● **EXCERPT**
__________________________________________________
Literature DB >> 20972551

Comparing the discriminative stimuli produced by either the neuroactive steroid pregnanolone or the benzodiazepine midazolam in rats.

Xiang Bai1, Lisa R Gerak.   

Abstract

RATIONALE: Neuroactive steroids might be therapeutic alternatives for benzodiazepines because they have similar anxiolytic, sedative, and anticonvulsant effects, and their actions at different modulatory sites on γ-aminobutyric acid(A) (GABA(A)) receptors might confer differences in adverse effects.
OBJECTIVES: This study used drug discrimination to compare discriminative stimuli produced by positive GABA(A) modulators that vary in their site of action on GABA(A) receptors.
METHODS: Two groups of rats discriminated either 3.2 mg/kg of pregnanolone or 0.56 mg/kg of midazolam from vehicle while responding under a fixed ratio 10 schedule of food presentation.
__________________________________________________
● **DATA LISTING**

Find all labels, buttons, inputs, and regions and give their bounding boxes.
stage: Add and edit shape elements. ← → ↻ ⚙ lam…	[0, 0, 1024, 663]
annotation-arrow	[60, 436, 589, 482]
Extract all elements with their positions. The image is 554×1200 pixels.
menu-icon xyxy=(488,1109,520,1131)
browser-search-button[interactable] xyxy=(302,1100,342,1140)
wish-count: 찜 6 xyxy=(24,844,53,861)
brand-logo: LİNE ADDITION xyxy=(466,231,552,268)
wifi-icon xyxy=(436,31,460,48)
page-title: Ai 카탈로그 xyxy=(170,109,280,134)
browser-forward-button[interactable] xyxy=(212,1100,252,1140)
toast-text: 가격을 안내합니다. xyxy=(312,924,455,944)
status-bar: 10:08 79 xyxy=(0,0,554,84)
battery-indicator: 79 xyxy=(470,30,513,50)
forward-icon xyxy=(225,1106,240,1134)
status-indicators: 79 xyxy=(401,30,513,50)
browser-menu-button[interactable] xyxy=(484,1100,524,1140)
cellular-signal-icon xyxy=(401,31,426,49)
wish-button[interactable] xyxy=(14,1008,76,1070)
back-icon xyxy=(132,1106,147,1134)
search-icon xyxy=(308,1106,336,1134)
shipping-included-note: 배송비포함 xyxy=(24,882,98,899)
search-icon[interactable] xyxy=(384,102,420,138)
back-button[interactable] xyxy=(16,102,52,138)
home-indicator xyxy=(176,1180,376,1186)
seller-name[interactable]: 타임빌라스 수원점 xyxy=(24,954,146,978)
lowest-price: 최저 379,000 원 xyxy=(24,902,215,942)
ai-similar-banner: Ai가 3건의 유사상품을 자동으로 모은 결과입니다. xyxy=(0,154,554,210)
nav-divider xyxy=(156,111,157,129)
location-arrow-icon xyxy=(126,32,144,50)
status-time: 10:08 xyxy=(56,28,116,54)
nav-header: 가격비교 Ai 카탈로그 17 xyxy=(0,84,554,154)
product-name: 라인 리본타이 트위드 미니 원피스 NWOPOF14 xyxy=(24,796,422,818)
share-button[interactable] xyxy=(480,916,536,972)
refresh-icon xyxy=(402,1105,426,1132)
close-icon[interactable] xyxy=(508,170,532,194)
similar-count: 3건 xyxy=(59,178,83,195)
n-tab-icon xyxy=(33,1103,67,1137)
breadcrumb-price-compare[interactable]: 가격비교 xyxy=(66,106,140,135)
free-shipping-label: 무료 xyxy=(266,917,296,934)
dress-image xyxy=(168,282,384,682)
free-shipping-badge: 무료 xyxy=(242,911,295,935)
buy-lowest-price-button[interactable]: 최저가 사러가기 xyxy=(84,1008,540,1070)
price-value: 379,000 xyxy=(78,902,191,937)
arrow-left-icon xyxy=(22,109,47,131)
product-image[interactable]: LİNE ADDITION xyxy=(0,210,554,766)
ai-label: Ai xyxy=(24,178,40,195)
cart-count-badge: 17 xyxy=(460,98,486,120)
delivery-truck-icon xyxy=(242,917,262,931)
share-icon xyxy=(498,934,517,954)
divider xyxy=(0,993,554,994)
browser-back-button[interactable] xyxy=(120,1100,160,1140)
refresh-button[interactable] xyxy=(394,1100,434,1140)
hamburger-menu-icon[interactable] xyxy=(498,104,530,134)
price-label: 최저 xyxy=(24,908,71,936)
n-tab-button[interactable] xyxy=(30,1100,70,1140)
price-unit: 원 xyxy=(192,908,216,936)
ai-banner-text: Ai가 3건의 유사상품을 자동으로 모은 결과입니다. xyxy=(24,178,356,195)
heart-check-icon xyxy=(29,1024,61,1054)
__________________________________________________
● **TASK SET**
A: Rewrite everything in the pregnanolone abstract from "Comparing the discriminative" down to "in adverse effects.", swapping "anticonvulsant" for "antiseizure".
B: Continue the pregnanolone and midazolam abstract from its last sentence.

● **TASK-BY-TASK RESULTS**
A:
Comparing the discriminative stimuli produced by either the neuroactive steroid pregnanolone or the benzodiazepine midazolam in rats.

Xiang Bai1, Lisa R Gerak.   

Abstract

RATIONALE: Neuroactive steroids might be therapeutic alternatives for benzodiazepines because they have similar anxiolytic, sedative, and antiseizure effects, and their actions at different modulatory sites on γ-aminobutyric acid(A) (GABA(A)) receptors might confer differences in adverse effects.

B:
RESULTS: Pregnanolone, midazolam, and flunitrazepam produced ≥ 80% drug-lever responding in both groups; each drug was more potent in rats discriminating pregnanolone. Pentobarbital produced ≥ 80% drug-lever responding in all rats discriminating pregnanolone, and in 1/3 of the rats discriminating midazolam with larger doses decreasing response rates to <20% of control. Morphine and ketamine produced predominantly saline-lever responding in both groups. Flumazenil antagonized midazolam and flunitrazepam in both groups; slopes of Schild plots were not different from unity, and pA (2) values for flumazenil ranged from 5.86 to 6.09. Flumazenil did not attenuate the discriminative stimulus effects of pregnanolone.
CONCLUSIONS: The midazolam and pregnanolone discriminative stimuli were qualitatively similar, although the effects of pentobarbital were not identical in the two groups. Although acute effects of midazolam and pregnanolone are similar, suggesting that neuroactive steroids might retain the therapeutic effects of benzodiazepines, differences emerge during chronic treatment, indicating that neuroactive steroids might produce fewer adverse effects than benzodiazepines.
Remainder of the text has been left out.